Set exercise:
Give the count of lines in the data that include the string "Waleed", with no added remarks.

Data records:
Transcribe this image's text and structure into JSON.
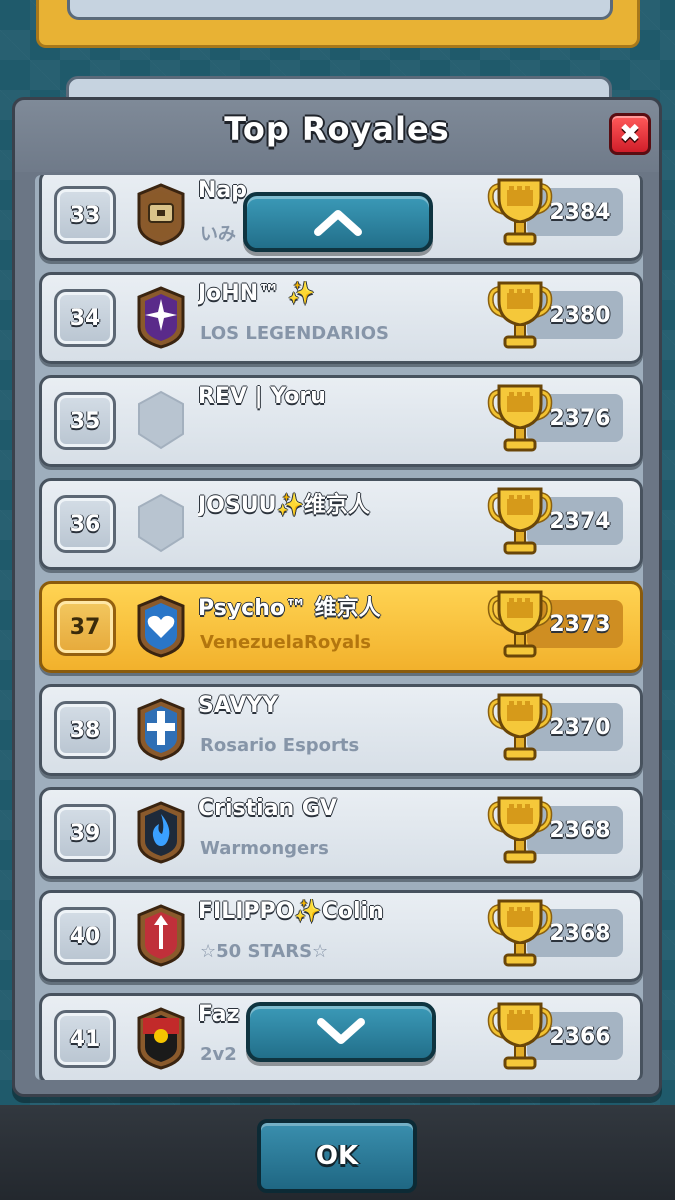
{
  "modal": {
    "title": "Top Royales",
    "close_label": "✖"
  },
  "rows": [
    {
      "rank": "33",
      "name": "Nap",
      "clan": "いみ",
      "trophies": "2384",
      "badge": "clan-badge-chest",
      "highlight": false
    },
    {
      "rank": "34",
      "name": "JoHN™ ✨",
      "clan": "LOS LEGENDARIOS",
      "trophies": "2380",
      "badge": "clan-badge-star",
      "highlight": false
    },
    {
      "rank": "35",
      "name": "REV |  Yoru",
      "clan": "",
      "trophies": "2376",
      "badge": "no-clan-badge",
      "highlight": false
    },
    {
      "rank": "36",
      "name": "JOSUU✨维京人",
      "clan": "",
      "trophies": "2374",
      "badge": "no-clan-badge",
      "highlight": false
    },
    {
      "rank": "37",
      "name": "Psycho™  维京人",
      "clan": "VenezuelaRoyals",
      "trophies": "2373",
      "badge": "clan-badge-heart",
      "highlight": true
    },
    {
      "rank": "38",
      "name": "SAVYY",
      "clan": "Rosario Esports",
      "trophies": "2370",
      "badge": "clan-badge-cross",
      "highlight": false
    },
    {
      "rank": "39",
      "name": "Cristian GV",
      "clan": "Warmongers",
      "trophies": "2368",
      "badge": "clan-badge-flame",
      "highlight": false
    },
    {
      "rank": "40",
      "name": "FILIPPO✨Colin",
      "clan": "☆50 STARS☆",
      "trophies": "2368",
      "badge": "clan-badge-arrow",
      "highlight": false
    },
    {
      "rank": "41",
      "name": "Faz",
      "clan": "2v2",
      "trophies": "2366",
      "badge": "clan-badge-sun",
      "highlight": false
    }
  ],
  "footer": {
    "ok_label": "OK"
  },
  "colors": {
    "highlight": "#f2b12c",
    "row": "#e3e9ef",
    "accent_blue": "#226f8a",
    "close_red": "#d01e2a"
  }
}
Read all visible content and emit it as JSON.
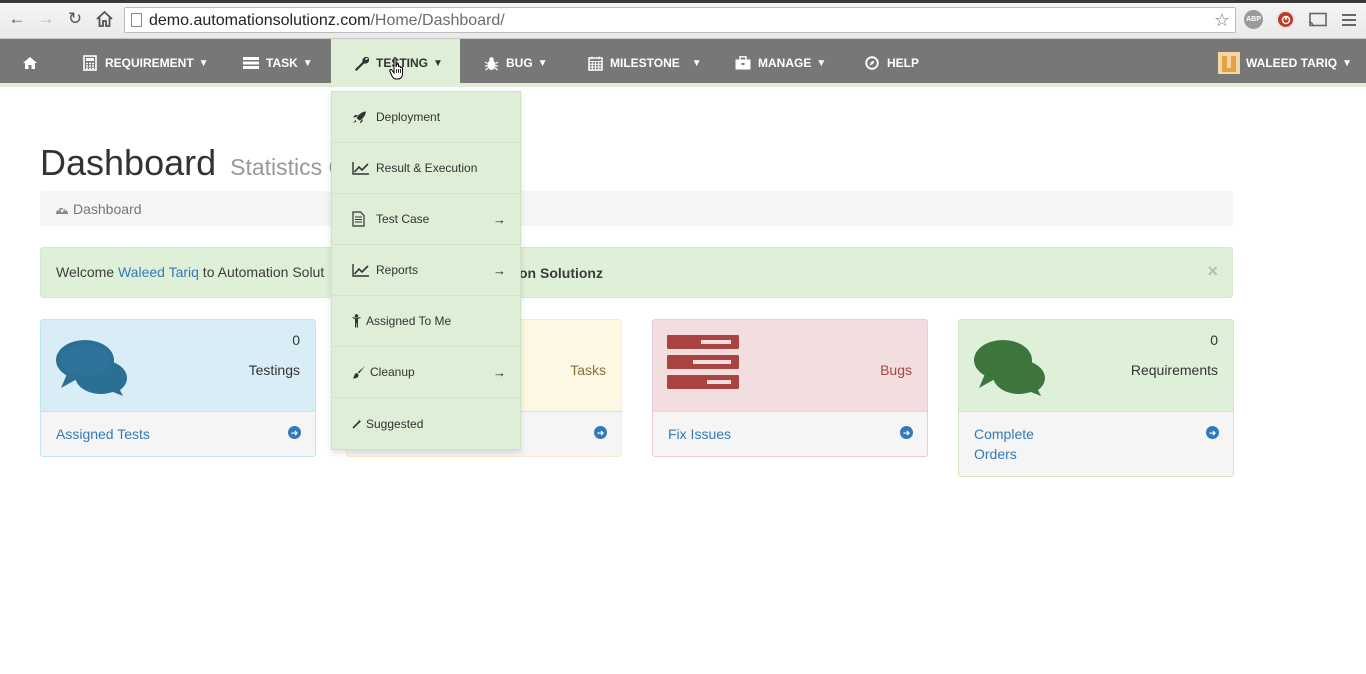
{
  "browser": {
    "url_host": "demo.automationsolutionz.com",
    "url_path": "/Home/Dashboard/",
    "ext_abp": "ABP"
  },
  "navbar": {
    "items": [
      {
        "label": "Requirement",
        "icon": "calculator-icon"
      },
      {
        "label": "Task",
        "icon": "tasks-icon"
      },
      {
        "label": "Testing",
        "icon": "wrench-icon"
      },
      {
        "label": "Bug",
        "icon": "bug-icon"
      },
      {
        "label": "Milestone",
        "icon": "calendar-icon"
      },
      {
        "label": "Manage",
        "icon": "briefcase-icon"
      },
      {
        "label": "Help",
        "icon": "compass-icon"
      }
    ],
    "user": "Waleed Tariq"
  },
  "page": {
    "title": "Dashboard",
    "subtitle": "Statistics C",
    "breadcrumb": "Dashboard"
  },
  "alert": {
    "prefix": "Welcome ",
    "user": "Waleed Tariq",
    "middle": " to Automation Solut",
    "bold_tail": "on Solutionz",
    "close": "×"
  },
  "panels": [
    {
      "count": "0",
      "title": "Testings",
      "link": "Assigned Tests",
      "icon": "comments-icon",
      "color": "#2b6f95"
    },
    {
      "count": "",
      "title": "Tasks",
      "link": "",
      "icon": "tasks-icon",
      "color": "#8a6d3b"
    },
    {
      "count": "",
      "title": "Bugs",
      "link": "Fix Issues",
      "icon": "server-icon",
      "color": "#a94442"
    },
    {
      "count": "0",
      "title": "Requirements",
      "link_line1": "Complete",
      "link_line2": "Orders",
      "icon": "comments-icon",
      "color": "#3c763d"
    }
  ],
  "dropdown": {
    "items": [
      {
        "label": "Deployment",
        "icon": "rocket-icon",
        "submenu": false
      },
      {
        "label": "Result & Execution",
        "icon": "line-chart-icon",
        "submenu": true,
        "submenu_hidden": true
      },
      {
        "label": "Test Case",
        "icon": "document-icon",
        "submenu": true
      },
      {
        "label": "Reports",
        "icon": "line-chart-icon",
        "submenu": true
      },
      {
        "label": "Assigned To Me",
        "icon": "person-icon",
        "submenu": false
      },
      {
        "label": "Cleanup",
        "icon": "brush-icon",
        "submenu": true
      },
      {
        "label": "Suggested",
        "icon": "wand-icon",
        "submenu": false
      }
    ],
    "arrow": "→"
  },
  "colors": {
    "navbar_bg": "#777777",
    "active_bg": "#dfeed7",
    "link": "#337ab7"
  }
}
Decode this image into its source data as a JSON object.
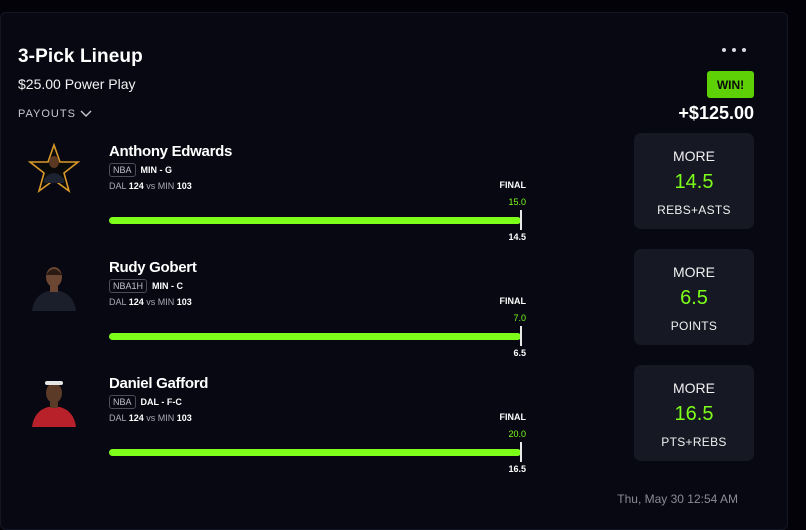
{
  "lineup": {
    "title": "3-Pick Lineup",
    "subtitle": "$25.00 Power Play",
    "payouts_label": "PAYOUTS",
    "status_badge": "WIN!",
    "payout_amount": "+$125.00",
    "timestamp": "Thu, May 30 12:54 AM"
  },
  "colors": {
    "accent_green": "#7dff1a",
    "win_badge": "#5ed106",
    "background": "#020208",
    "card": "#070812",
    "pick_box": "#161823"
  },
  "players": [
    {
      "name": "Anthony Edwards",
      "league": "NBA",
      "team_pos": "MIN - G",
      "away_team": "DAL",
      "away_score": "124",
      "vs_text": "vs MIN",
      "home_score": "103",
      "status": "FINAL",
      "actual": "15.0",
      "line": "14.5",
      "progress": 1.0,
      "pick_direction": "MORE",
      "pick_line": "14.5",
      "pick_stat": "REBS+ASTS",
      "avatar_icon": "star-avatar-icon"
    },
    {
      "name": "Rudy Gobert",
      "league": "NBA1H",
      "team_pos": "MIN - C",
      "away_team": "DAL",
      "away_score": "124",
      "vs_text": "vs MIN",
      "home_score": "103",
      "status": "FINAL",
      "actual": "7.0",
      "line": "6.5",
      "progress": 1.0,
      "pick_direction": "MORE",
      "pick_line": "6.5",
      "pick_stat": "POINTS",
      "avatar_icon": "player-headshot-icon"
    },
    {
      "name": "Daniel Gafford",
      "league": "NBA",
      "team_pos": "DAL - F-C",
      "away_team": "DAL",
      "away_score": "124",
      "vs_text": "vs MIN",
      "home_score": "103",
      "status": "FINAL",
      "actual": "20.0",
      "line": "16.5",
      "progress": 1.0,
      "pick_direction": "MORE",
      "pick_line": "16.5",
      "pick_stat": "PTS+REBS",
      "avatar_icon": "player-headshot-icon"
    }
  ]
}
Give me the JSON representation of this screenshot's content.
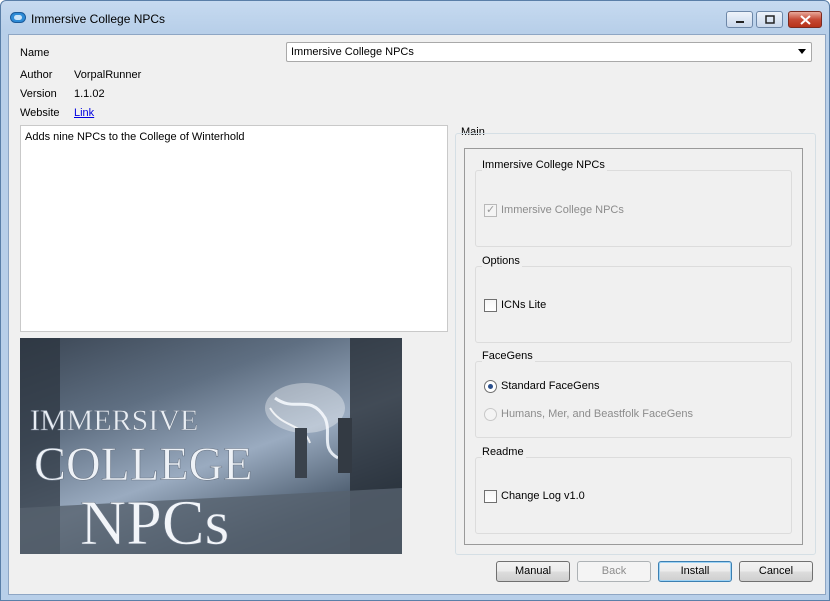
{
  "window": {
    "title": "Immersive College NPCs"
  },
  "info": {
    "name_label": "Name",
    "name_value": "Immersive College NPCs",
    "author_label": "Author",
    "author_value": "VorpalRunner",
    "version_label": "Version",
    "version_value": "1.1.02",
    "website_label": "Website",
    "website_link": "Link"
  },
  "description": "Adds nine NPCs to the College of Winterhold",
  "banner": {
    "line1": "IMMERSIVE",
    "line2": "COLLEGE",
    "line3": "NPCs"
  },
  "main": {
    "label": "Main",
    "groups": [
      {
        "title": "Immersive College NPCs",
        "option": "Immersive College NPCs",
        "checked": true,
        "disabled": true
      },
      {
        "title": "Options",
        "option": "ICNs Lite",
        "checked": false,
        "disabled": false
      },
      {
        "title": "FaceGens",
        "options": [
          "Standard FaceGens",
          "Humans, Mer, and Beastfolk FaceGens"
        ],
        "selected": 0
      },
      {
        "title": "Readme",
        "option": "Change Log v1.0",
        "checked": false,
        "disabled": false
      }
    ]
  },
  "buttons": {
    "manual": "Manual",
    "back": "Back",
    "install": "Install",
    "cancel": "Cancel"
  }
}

Exercise answer:
2